__TASK STATEMENT__.
Report only the number of lines that hold the word "this".

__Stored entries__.
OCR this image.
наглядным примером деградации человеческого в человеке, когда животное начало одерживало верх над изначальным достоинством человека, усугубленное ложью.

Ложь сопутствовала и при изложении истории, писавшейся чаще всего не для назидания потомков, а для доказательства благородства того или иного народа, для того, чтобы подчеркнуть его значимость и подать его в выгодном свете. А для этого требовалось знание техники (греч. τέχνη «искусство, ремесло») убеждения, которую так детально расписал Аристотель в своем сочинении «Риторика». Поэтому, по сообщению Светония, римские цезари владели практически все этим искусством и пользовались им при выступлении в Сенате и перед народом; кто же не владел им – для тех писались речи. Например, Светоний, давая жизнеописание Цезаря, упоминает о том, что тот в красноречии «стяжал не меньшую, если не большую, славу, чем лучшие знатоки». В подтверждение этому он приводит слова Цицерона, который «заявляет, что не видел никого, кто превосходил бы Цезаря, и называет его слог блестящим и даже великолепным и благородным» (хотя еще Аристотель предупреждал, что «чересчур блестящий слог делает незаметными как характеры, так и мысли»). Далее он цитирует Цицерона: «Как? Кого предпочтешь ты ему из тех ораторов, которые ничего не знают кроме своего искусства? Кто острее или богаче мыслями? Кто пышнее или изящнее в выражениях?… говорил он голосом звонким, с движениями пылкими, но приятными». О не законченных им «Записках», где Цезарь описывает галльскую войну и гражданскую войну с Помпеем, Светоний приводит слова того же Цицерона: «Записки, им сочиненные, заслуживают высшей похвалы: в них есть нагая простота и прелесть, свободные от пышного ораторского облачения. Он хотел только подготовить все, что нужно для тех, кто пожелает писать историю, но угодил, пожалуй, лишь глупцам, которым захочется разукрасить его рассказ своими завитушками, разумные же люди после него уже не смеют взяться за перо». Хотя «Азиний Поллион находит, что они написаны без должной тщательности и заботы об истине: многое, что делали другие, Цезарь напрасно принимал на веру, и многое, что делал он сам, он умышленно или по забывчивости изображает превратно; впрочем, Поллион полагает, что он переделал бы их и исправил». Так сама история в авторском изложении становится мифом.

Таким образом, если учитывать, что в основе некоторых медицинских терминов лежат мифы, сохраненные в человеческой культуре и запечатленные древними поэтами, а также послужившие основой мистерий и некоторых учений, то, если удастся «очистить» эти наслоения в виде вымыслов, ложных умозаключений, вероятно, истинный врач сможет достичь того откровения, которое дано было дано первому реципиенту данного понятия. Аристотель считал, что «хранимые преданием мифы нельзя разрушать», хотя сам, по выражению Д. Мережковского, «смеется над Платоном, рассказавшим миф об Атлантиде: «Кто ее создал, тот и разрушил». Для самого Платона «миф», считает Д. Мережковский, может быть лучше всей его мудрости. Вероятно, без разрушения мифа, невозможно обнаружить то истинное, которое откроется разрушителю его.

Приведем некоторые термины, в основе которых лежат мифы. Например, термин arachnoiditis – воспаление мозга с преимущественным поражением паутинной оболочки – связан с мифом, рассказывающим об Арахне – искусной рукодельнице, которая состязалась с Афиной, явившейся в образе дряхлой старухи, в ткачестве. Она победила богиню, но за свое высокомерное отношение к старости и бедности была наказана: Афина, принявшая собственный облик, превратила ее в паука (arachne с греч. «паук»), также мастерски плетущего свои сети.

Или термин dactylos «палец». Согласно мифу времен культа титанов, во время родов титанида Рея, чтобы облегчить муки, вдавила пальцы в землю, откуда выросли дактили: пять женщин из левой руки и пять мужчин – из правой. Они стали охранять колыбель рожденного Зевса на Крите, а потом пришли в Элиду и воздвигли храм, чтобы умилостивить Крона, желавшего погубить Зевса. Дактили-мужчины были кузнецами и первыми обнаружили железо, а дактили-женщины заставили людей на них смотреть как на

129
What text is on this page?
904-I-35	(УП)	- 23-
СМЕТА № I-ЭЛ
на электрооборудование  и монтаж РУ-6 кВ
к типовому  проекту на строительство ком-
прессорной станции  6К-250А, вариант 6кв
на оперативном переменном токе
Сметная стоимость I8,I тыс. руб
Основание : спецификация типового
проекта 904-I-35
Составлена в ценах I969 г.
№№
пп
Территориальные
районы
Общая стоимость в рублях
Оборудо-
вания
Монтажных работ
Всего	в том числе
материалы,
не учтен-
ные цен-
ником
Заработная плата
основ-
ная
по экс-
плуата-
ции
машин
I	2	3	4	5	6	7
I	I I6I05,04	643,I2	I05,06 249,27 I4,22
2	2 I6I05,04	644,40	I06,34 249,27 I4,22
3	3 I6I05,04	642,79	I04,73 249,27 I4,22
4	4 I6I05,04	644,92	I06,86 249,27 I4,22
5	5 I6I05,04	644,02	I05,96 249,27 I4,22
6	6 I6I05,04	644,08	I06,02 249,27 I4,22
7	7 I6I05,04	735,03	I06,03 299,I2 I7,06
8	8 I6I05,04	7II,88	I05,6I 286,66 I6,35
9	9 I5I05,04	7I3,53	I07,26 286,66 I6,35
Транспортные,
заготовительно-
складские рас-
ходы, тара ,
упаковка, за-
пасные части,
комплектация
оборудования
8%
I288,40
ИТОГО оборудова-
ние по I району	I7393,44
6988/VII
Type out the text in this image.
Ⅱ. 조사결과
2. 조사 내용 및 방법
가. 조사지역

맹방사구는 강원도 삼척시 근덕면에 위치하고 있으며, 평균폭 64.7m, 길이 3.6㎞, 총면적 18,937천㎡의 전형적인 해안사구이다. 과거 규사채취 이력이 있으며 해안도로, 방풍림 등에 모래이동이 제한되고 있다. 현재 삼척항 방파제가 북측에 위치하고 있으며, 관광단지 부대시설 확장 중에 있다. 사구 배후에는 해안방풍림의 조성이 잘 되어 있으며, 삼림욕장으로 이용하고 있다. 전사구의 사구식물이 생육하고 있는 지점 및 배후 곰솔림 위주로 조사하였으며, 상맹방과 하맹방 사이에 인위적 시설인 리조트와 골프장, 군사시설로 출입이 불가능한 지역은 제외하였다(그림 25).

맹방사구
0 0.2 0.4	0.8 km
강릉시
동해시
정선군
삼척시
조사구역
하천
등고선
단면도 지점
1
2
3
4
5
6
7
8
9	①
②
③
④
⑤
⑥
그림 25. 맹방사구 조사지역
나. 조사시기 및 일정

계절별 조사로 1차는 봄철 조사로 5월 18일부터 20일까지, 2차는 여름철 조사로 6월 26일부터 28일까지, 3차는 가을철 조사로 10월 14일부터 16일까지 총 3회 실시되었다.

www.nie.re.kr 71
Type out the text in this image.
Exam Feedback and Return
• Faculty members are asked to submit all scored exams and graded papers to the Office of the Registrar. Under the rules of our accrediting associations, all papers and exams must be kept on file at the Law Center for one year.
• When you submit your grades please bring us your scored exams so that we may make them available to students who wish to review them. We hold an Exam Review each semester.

__ANSWER IN FULL__.
4